WRITTEN EXERCISE:
From the listing below, count the lines where the string "views" occurs. Give the number, with no other words.

INPUT RECORDS:
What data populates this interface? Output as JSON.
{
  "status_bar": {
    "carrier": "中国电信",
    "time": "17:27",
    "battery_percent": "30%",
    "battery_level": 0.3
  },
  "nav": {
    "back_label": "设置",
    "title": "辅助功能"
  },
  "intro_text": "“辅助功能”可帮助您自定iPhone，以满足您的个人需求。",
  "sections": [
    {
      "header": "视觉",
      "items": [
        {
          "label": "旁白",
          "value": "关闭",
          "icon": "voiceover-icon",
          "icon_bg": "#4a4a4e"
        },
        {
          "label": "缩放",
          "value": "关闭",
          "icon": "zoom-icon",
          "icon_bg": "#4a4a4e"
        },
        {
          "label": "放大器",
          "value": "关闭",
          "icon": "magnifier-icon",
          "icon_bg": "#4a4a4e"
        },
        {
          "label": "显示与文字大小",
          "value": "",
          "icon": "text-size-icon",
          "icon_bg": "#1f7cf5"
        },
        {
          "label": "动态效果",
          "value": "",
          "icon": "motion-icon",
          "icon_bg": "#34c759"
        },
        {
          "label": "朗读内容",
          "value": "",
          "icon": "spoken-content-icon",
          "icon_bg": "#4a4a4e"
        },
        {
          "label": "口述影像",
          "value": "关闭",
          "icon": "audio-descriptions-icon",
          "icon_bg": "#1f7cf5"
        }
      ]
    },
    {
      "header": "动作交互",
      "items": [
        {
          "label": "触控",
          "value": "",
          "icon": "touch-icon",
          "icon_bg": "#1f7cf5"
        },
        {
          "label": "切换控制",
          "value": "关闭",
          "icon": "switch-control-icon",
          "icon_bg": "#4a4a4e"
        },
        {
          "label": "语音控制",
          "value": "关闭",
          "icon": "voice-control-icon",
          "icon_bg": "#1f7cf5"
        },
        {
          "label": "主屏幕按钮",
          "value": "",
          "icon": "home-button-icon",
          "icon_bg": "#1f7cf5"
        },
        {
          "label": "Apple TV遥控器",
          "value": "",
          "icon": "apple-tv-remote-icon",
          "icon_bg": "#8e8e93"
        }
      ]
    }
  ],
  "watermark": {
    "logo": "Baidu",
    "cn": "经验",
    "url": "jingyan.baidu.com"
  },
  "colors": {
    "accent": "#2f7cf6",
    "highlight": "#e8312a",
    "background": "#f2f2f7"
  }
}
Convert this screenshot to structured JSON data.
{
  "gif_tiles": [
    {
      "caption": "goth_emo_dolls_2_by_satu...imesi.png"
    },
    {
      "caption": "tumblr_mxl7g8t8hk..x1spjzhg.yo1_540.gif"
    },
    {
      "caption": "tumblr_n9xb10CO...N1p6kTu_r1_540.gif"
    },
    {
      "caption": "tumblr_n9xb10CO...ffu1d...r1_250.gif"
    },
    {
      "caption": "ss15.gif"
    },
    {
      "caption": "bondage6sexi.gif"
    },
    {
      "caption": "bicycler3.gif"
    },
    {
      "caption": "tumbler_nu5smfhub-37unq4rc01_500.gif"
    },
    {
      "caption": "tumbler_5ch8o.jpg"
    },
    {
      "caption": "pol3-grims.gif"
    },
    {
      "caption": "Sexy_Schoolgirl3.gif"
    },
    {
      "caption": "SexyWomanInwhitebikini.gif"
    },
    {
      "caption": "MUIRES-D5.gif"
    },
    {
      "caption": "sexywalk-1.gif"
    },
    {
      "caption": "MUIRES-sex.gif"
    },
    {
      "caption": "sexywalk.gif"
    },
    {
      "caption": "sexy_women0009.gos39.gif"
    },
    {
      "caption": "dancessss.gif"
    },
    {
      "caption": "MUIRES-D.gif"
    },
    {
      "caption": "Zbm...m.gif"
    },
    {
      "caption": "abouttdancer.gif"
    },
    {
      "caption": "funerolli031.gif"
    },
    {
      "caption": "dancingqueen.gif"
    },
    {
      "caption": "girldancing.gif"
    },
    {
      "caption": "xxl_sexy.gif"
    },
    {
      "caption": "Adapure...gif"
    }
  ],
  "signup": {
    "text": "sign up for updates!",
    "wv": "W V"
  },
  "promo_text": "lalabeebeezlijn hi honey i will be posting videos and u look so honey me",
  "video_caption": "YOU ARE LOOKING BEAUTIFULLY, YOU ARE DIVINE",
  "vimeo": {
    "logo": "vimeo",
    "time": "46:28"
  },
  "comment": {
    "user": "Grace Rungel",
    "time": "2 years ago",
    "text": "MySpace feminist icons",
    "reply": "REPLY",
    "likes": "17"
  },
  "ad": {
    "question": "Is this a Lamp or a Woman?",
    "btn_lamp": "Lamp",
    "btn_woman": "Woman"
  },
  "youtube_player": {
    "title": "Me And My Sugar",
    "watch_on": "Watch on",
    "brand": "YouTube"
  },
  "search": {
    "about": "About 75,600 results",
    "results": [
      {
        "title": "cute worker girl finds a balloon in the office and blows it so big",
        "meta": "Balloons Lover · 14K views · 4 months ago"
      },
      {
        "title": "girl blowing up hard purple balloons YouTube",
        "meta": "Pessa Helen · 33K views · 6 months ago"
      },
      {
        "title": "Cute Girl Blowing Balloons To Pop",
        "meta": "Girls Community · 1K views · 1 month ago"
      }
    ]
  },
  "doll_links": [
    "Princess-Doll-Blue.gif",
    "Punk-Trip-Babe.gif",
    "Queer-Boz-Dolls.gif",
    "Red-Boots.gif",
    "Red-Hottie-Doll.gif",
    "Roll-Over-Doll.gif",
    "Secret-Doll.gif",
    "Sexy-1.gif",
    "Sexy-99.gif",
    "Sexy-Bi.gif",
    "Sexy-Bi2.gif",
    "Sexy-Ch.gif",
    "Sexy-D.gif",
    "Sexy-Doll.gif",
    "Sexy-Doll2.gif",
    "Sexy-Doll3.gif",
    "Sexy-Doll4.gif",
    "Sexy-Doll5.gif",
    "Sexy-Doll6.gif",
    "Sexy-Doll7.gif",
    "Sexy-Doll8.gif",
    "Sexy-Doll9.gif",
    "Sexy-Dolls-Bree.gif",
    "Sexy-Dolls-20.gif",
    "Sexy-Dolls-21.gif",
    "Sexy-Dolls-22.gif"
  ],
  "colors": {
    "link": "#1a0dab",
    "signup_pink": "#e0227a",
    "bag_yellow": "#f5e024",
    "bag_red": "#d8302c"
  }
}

TASK SOLUTION:
3